• What to do
Say how many lines contain the string "Americas". Give no other output.

• Data records
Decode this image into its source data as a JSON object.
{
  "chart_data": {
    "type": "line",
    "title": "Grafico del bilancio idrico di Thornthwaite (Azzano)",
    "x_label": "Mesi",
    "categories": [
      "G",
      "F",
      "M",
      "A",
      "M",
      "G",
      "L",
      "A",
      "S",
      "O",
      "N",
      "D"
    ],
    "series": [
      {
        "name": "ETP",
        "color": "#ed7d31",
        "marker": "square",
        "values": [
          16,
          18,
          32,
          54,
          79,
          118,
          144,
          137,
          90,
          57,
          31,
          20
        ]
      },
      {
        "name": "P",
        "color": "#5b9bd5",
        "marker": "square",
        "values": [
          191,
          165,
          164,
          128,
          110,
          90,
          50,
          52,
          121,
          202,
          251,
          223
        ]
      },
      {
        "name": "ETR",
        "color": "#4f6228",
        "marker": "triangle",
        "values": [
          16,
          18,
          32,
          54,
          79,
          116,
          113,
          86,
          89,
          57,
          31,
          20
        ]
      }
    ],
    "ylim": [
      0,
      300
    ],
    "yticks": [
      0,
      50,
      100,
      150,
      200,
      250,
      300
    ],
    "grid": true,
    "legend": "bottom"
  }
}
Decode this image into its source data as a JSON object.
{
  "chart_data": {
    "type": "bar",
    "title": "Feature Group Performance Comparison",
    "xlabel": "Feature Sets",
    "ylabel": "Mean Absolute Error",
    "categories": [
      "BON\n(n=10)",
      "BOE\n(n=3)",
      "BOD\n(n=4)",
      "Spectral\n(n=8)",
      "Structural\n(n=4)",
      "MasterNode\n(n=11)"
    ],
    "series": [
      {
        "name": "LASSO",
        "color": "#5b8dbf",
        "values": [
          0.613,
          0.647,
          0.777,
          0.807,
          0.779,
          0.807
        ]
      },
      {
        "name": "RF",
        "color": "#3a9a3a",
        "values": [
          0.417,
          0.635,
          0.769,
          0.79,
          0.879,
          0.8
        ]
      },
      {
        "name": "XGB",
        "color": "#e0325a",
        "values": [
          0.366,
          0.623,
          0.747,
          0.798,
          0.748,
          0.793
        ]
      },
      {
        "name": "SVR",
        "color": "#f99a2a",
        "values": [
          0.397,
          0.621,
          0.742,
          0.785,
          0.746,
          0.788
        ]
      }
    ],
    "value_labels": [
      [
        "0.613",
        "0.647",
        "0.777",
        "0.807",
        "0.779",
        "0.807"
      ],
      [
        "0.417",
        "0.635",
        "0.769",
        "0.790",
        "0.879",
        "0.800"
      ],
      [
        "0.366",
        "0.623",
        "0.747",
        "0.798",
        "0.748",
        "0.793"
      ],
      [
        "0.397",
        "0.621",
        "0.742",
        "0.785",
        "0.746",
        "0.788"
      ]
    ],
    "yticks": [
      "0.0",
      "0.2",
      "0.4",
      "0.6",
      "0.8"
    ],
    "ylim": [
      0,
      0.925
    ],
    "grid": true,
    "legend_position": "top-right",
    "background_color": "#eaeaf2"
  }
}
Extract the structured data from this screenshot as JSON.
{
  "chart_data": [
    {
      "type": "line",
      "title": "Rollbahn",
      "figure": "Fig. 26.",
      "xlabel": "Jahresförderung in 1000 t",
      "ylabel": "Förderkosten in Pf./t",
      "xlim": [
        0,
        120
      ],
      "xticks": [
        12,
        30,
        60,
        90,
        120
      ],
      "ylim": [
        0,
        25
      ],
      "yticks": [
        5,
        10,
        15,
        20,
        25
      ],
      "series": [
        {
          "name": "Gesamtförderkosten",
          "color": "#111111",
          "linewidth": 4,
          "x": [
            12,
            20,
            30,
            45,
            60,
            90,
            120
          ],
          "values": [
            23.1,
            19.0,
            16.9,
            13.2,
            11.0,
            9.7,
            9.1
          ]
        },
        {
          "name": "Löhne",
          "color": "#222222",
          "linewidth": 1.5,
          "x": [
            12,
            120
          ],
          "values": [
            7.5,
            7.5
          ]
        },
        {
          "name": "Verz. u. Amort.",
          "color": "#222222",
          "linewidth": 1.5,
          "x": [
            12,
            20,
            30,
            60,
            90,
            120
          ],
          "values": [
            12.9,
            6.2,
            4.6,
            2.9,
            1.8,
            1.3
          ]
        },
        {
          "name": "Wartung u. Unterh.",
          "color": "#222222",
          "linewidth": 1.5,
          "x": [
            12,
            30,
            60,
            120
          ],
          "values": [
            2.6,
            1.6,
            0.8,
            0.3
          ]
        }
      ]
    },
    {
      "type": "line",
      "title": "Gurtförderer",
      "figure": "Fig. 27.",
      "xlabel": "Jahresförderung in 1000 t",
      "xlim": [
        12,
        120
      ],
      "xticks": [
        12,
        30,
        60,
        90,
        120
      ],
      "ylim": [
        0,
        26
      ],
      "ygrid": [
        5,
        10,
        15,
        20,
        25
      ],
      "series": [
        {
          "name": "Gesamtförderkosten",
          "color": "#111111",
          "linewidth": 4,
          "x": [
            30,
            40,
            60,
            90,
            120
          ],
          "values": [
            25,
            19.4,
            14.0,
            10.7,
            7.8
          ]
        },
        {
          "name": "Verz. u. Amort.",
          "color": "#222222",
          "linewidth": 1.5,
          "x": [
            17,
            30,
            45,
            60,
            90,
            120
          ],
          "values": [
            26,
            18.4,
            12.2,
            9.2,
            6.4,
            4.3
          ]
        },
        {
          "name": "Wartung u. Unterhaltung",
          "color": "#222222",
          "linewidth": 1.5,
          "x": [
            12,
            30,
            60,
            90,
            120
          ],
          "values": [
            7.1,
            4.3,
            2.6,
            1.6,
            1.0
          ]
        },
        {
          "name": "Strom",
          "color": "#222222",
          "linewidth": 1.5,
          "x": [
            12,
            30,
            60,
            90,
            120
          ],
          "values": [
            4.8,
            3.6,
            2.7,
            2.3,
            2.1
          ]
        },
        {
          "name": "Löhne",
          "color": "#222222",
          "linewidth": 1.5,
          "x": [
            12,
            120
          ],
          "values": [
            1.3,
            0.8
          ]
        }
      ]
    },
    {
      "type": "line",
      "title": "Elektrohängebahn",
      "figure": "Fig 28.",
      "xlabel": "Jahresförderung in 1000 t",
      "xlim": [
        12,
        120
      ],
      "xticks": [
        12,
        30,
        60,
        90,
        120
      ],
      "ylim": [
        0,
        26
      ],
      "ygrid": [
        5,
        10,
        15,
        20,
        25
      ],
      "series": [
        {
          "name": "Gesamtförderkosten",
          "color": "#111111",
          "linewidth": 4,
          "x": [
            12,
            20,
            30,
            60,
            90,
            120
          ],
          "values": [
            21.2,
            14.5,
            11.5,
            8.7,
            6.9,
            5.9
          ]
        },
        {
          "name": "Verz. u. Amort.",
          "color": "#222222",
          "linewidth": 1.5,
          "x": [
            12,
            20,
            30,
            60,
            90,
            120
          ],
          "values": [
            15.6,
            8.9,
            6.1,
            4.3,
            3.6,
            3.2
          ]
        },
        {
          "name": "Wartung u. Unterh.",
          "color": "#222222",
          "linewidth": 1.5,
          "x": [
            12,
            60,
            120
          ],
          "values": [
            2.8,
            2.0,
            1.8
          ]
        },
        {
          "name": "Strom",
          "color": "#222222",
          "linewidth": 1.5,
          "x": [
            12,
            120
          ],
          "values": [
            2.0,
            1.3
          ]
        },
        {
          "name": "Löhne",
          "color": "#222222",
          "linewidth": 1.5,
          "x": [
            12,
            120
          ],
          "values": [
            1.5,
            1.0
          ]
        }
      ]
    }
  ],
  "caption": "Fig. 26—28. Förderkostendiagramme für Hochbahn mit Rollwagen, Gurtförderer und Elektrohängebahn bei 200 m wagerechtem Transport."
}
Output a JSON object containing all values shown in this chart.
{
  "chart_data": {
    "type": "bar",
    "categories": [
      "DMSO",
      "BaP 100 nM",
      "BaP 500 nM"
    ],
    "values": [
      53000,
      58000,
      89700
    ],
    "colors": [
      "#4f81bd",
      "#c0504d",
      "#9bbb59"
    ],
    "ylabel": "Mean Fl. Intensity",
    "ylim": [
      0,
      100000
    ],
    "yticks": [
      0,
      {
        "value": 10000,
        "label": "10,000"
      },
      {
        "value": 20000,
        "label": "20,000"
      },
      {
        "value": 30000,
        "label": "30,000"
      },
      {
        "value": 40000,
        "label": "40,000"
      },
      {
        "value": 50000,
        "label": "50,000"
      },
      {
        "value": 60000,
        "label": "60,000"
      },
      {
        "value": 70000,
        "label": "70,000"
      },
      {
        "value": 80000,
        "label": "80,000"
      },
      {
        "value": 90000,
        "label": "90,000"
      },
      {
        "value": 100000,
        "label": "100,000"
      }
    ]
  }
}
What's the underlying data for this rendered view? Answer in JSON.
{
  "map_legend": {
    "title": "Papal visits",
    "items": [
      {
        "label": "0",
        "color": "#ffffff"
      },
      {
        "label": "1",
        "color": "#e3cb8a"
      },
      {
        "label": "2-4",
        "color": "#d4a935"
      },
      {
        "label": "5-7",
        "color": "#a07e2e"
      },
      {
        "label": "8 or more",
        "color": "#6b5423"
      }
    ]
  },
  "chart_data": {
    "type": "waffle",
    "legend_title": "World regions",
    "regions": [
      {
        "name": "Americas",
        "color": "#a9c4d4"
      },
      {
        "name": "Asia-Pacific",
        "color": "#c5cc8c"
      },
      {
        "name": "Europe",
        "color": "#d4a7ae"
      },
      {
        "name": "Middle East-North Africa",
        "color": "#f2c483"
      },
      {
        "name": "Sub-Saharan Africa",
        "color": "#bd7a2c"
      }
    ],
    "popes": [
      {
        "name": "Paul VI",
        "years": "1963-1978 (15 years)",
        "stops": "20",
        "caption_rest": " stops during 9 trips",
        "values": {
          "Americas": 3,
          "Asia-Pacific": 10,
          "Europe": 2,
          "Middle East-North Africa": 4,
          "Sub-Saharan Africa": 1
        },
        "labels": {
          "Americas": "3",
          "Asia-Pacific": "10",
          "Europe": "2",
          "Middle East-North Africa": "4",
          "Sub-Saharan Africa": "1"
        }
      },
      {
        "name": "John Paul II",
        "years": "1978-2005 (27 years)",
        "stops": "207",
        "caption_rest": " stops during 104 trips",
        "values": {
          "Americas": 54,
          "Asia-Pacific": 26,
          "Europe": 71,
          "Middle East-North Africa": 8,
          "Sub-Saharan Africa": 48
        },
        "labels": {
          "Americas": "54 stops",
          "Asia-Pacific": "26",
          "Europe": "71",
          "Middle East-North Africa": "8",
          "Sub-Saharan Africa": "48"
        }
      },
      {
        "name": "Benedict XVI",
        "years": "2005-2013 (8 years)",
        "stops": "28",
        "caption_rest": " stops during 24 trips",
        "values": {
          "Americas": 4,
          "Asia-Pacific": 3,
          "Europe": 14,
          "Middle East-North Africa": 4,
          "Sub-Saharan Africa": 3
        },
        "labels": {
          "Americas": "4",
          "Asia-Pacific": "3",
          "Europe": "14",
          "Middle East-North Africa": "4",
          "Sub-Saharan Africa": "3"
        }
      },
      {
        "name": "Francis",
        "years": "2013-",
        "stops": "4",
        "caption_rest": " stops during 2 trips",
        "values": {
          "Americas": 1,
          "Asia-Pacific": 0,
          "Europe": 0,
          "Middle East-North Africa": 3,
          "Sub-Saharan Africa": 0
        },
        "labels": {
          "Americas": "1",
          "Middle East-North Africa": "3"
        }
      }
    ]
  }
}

• Answer to the exercise
9